Data entries for graphics:
[start]
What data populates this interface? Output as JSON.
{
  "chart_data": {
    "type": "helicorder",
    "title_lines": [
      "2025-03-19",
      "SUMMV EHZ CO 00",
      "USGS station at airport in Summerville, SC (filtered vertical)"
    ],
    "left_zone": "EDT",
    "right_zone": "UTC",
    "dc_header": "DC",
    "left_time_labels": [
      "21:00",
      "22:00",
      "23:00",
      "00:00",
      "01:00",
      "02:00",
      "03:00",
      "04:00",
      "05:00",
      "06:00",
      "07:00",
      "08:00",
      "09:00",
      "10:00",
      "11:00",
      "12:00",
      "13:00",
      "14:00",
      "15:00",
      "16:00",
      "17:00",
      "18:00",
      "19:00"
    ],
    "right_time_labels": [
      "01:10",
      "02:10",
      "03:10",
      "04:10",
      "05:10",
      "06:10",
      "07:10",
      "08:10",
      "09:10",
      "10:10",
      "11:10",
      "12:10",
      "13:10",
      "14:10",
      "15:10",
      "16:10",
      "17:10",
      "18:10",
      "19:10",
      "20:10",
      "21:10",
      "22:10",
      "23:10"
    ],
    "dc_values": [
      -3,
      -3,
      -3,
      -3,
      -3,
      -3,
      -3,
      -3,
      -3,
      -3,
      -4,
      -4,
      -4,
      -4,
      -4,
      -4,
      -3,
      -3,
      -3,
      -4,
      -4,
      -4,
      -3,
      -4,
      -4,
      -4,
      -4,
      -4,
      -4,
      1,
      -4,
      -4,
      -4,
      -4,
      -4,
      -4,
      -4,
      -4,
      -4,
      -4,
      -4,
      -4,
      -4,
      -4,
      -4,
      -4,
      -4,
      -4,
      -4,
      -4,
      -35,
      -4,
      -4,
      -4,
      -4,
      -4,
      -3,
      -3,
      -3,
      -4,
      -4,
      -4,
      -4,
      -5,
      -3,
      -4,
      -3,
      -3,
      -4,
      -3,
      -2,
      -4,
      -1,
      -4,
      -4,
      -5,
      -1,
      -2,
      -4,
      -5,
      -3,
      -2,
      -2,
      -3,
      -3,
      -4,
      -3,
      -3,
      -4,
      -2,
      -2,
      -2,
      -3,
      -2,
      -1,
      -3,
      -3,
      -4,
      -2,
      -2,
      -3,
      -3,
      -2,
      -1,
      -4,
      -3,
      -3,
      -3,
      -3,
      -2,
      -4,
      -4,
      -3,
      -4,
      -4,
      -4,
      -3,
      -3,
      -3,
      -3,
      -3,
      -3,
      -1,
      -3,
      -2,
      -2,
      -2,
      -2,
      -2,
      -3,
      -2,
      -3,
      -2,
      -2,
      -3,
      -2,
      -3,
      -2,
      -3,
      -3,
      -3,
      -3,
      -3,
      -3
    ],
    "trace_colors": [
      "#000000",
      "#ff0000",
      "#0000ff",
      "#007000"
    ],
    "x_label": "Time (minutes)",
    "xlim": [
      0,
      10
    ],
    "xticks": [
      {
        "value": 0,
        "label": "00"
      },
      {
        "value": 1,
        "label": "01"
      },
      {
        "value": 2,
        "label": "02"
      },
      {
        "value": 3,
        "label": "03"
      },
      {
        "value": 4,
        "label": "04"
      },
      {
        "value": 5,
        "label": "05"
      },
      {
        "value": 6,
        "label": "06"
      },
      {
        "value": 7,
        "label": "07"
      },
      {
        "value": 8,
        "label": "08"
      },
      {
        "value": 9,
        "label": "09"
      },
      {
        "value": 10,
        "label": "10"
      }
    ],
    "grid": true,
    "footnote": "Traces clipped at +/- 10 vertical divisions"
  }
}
[end]
Without changing a word, restate the whole listing.

- [WRITTEN SOLUTION]:
What data populates this interface? Output as JSON.
{
  "chart_data": {
    "type": "helicorder",
    "title_lines": [
      "2025-03-19",
      "SUMMV EHZ CO 00",
      "USGS station at airport in Summerville, SC (filtered vertical)"
    ],
    "left_zone": "EDT",
    "right_zone": "UTC",
    "dc_header": "DC",
    "left_time_labels": [
      "21:00",
      "22:00",
      "23:00",
      "00:00",
      "01:00",
      "02:00",
      "03:00",
      "04:00",
      "05:00",
      "06:00",
      "07:00",
      "08:00",
      "09:00",
      "10:00",
      "11:00",
      "12:00",
      "13:00",
      "14:00",
      "15:00",
      "16:00",
      "17:00",
      "18:00",
      "19:00"
    ],
    "right_time_labels": [
      "01:10",
      "02:10",
      "03:10",
      "04:10",
      "05:10",
      "06:10",
      "07:10",
      "08:10",
      "09:10",
      "10:10",
      "11:10",
      "12:10",
      "13:10",
      "14:10",
      "15:10",
      "16:10",
      "17:10",
      "18:10",
      "19:10",
      "20:10",
      "21:10",
      "22:10",
      "23:10"
    ],
    "dc_values": [
      -3,
      -3,
      -3,
      -3,
      -3,
      -3,
      -3,
      -3,
      -3,
      -3,
      -4,
      -4,
      -4,
      -4,
      -4,
      -4,
      -3,
      -3,
      -3,
      -4,
      -4,
      -4,
      -3,
      -4,
      -4,
      -4,
      -4,
      -4,
      -4,
      1,
      -4,
      -4,
      -4,
      -4,
      -4,
      -4,
      -4,
      -4,
      -4,
      -4,
      -4,
      -4,
      -4,
      -4,
      -4,
      -4,
      -4,
      -4,
      -4,
      -4,
      -35,
      -4,
      -4,
      -4,
      -4,
      -4,
      -3,
      -3,
      -3,
      -4,
      -4,
      -4,
      -4,
      -5,
      -3,
      -4,
      -3,
      -3,
      -4,
      -3,
      -2,
      -4,
      -1,
      -4,
      -4,
      -5,
      -1,
      -2,
      -4,
      -5,
      -3,
      -2,
      -2,
      -3,
      -3,
      -4,
      -3,
      -3,
      -4,
      -2,
      -2,
      -2,
      -3,
      -2,
      -1,
      -3,
      -3,
      -4,
      -2,
      -2,
      -3,
      -3,
      -2,
      -1,
      -4,
      -3,
      -3,
      -3,
      -3,
      -2,
      -4,
      -4,
      -3,
      -4,
      -4,
      -4,
      -3,
      -3,
      -3,
      -3,
      -3,
      -3,
      -1,
      -3,
      -2,
      -2,
      -2,
      -2,
      -2,
      -3,
      -2,
      -3,
      -2,
      -2,
      -3,
      -2,
      -3,
      -2,
      -3,
      -3,
      -3,
      -3,
      -3,
      -3
    ],
    "trace_colors": [
      "#000000",
      "#ff0000",
      "#0000ff",
      "#007000"
    ],
    "x_label": "Time (minutes)",
    "xlim": [
      0,
      10
    ],
    "xticks": [
      {
        "value": 0,
        "label": "00"
      },
      {
        "value": 1,
        "label": "01"
      },
      {
        "value": 2,
        "label": "02"
      },
      {
        "value": 3,
        "label": "03"
      },
      {
        "value": 4,
        "label": "04"
      },
      {
        "value": 5,
        "label": "05"
      },
      {
        "value": 6,
        "label": "06"
      },
      {
        "value": 7,
        "label": "07"
      },
      {
        "value": 8,
        "label": "08"
      },
      {
        "value": 9,
        "label": "09"
      },
      {
        "value": 10,
        "label": "10"
      }
    ],
    "grid": true,
    "footnote": "Traces clipped at +/- 10 vertical divisions"
  }
}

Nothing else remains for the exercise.